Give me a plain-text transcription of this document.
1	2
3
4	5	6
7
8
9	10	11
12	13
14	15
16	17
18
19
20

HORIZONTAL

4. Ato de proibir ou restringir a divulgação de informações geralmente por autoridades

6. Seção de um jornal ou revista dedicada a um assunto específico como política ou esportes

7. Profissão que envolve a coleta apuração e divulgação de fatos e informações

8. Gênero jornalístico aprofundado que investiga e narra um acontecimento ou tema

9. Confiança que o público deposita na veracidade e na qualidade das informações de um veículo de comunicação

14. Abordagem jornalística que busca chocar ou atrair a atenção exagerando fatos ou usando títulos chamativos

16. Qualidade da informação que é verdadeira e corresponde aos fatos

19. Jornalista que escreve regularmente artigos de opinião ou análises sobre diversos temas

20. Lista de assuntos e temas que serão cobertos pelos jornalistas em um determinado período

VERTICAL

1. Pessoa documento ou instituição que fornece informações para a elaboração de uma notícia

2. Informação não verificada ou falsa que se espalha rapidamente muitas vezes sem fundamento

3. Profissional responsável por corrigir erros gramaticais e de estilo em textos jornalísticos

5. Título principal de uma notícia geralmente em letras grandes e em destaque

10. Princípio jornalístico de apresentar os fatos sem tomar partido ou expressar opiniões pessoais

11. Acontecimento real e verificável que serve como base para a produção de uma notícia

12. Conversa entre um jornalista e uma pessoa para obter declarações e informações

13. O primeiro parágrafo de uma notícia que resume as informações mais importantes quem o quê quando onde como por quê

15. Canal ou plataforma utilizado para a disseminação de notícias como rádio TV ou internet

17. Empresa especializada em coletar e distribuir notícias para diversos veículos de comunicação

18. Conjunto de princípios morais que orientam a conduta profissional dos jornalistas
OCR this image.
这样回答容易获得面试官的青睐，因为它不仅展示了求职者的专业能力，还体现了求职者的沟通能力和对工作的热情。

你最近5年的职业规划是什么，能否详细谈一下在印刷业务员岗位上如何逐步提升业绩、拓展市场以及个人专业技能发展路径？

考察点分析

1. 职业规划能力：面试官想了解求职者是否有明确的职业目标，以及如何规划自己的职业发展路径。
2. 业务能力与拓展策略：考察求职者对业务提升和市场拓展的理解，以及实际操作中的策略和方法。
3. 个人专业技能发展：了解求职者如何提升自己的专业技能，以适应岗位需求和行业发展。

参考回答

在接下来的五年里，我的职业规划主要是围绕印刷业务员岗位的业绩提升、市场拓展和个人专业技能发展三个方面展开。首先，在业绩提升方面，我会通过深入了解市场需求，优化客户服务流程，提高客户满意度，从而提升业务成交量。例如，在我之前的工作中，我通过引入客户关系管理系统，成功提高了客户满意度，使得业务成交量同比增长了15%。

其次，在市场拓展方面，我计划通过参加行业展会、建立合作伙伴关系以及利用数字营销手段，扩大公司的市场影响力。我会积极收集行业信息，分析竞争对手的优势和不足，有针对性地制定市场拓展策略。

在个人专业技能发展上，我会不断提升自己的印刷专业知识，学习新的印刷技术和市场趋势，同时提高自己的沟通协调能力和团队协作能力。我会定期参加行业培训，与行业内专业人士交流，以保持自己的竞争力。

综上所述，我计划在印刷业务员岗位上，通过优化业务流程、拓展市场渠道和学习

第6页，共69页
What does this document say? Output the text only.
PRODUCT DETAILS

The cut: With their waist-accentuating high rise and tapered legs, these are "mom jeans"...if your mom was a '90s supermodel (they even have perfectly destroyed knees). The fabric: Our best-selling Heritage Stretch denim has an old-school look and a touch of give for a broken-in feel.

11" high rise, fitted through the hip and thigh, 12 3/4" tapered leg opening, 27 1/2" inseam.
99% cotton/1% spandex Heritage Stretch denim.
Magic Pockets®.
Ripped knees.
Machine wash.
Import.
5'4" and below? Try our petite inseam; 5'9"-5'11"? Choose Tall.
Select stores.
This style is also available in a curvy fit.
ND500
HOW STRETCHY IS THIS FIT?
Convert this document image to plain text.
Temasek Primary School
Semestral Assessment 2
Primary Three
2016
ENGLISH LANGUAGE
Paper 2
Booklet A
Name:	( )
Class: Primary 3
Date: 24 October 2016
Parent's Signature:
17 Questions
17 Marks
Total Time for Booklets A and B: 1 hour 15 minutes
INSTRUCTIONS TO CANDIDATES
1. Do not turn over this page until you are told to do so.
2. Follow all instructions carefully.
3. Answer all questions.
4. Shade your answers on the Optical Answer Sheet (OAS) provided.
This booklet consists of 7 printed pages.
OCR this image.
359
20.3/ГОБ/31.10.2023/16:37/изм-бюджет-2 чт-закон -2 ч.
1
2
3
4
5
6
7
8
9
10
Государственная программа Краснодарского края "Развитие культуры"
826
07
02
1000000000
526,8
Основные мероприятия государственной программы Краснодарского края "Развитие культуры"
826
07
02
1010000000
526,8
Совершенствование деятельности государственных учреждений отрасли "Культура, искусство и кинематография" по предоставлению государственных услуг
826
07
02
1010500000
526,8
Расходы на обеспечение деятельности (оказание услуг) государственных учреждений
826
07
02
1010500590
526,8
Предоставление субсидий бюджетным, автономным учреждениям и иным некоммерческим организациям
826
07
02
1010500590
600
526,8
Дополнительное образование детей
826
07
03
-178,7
# # # #
→ **Written request**: Output all of the material exactly as written.

→ **The response**:
Give me a plain-text transcription of this document.
1	2
3
4	5	6
7
8
9	10	11
12	13
14	15
16	17
18
19
20

HORIZONTAL

4. Ato de proibir ou restringir a divulgação de informações geralmente por autoridades

6. Seção de um jornal ou revista dedicada a um assunto específico como política ou esportes

7. Profissão que envolve a coleta apuração e divulgação de fatos e informações

8. Gênero jornalístico aprofundado que investiga e narra um acontecimento ou tema

9. Confiança que o público deposita na veracidade e na qualidade das informações de um veículo de comunicação

14. Abordagem jornalística que busca chocar ou atrair a atenção exagerando fatos ou usando títulos chamativos

16. Qualidade da informação que é verdadeira e corresponde aos fatos

19. Jornalista que escreve regularmente artigos de opinião ou análises sobre diversos temas

20. Lista de assuntos e temas que serão cobertos pelos jornalistas em um determinado período

VERTICAL

1. Pessoa documento ou instituição que fornece informações para a elaboração de uma notícia

2. Informação não verificada ou falsa que se espalha rapidamente muitas vezes sem fundamento

3. Profissional responsável por corrigir erros gramaticais e de estilo em textos jornalísticos

5. Título principal de uma notícia geralmente em letras grandes e em destaque

10. Princípio jornalístico de apresentar os fatos sem tomar partido ou expressar opiniões pessoais

11. Acontecimento real e verificável que serve como base para a produção de uma notícia

12. Conversa entre um jornalista e uma pessoa para obter declarações e informações

13. O primeiro parágrafo de uma notícia que resume as informações mais importantes quem o quê quando onde como por quê

15. Canal ou plataforma utilizado para a disseminação de notícias como rádio TV ou internet

17. Empresa especializada em coletar e distribuir notícias para diversos veículos de comunicação

18. Conjunto de princípios morais que orientam a conduta profissional dos jornalistas
OCR this image.
这样回答容易获得面试官的青睐，因为它不仅展示了求职者的专业能力，还体现了求职者的沟通能力和对工作的热情。

你最近5年的职业规划是什么，能否详细谈一下在印刷业务员岗位上如何逐步提升业绩、拓展市场以及个人专业技能发展路径？

考察点分析

1. 职业规划能力：面试官想了解求职者是否有明确的职业目标，以及如何规划自己的职业发展路径。
2. 业务能力与拓展策略：考察求职者对业务提升和市场拓展的理解，以及实际操作中的策略和方法。
3. 个人专业技能发展：了解求职者如何提升自己的专业技能，以适应岗位需求和行业发展。

参考回答

在接下来的五年里，我的职业规划主要是围绕印刷业务员岗位的业绩提升、市场拓展和个人专业技能发展三个方面展开。首先，在业绩提升方面，我会通过深入了解市场需求，优化客户服务流程，提高客户满意度，从而提升业务成交量。例如，在我之前的工作中，我通过引入客户关系管理系统，成功提高了客户满意度，使得业务成交量同比增长了15%。

其次，在市场拓展方面，我计划通过参加行业展会、建立合作伙伴关系以及利用数字营销手段，扩大公司的市场影响力。我会积极收集行业信息，分析竞争对手的优势和不足，有针对性地制定市场拓展策略。

在个人专业技能发展上，我会不断提升自己的印刷专业知识，学习新的印刷技术和市场趋势，同时提高自己的沟通协调能力和团队协作能力。我会定期参加行业培训，与行业内专业人士交流，以保持自己的竞争力。

综上所述，我计划在印刷业务员岗位上，通过优化业务流程、拓展市场渠道和学习

第6页，共69页
What does this document say? Output the text only.
PRODUCT DETAILS

The cut: With their waist-accentuating high rise and tapered legs, these are "mom jeans"...if your mom was a '90s supermodel (they even have perfectly destroyed knees). The fabric: Our best-selling Heritage Stretch denim has an old-school look and a touch of give for a broken-in feel.

11" high rise, fitted through the hip and thigh, 12 3/4" tapered leg opening, 27 1/2" inseam.
99% cotton/1% spandex Heritage Stretch denim.
Magic Pockets®.
Ripped knees.
Machine wash.
Import.
5'4" and below? Try our petite inseam; 5'9"-5'11"? Choose Tall.
Select stores.
This style is also available in a curvy fit.
ND500
HOW STRETCHY IS THIS FIT?
Convert this document image to plain text.
Temasek Primary School
Semestral Assessment 2
Primary Three
2016
ENGLISH LANGUAGE
Paper 2
Booklet A
Name:	( )
Class: Primary 3
Date: 24 October 2016
Parent's Signature:
17 Questions
17 Marks
Total Time for Booklets A and B: 1 hour 15 minutes
INSTRUCTIONS TO CANDIDATES
1. Do not turn over this page until you are told to do so.
2. Follow all instructions carefully.
3. Answer all questions.
4. Shade your answers on the Optical Answer Sheet (OAS) provided.
This booklet consists of 7 printed pages.
OCR this image.
359
20.3/ГОБ/31.10.2023/16:37/изм-бюджет-2 чт-закон -2 ч.
1
2
3
4
5
6
7
8
9
10
Государственная программа Краснодарского края "Развитие культуры"
826
07
02
1000000000
526,8
Основные мероприятия государственной программы Краснодарского края "Развитие культуры"
826
07
02
1010000000
526,8
Совершенствование деятельности государственных учреждений отрасли "Культура, искусство и кинематография" по предоставлению государственных услуг
826
07
02
1010500000
526,8
Расходы на обеспечение деятельности (оказание услуг) государственных учреждений
826
07
02
1010500590
526,8
Предоставление субсидий бюджетным, автономным учреждениям и иным некоммерческим организациям
826
07
02
1010500590
600
526,8
Дополнительное образование детей
826
07
03
-178,7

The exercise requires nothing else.